--- BEGIN ---

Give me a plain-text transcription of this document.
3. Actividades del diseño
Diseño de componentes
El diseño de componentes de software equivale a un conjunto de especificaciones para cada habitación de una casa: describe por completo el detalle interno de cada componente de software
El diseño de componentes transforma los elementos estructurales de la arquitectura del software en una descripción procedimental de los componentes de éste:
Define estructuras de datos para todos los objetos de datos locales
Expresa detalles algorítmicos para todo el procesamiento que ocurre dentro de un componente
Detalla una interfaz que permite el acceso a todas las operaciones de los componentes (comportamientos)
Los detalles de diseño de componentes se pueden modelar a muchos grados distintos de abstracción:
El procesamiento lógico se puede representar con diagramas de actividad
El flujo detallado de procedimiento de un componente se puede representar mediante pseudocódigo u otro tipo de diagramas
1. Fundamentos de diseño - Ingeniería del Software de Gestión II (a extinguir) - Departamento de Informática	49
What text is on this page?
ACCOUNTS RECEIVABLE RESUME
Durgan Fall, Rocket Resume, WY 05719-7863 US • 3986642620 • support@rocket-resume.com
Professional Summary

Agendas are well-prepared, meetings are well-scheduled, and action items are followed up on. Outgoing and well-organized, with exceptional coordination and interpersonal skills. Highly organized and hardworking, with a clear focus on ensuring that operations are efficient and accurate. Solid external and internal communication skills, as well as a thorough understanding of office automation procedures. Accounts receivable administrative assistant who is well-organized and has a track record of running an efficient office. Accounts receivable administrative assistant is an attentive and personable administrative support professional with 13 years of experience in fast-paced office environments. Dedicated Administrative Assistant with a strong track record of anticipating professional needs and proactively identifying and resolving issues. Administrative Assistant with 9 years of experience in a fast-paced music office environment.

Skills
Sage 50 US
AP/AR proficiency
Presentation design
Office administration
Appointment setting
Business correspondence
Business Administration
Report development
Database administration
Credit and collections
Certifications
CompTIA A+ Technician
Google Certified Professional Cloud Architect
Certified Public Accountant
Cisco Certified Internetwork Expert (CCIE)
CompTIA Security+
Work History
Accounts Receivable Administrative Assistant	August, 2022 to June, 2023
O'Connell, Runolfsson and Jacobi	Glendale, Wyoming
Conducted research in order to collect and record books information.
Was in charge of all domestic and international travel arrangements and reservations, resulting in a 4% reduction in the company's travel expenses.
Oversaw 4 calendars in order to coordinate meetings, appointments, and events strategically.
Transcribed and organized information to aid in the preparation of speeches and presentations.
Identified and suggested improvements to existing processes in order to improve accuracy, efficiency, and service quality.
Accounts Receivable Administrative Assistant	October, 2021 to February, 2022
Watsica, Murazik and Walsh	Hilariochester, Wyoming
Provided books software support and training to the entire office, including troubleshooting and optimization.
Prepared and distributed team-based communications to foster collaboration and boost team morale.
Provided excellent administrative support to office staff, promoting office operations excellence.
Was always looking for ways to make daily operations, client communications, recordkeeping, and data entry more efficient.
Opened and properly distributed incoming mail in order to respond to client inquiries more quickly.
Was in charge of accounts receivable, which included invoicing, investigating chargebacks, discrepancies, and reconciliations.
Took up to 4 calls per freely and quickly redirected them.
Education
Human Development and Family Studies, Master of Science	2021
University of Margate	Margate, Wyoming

--- END ---

_What the task asks_
Read through the data and copy every line where "organized" shows up.

_Correct answer_
Agendas are well-prepared, meetings are well-scheduled, and action items are followed up on. Outgoing and well-organized, with exceptional coordination and interpersonal skills. Highly organized and hardworking, with a clear focus on ensuring that operations are efficient and accurate. Solid external and internal communication skills, as well as a thorough understanding of office automation procedures. Accounts receivable administrative assistant who is well-organized and has a track record of running an efficient office. Accounts receivable administrative assistant is an attentive and personable administrative support professional with 13 years of experience in fast-paced office environments. Dedicated Administrative Assistant with a strong track record of anticipating professional needs and proactively identifying and resolving issues. Administrative Assistant with 9 years of experience in a fast-paced music office environment.
Transcribed and organized information to aid in the preparation of speeches and presentations.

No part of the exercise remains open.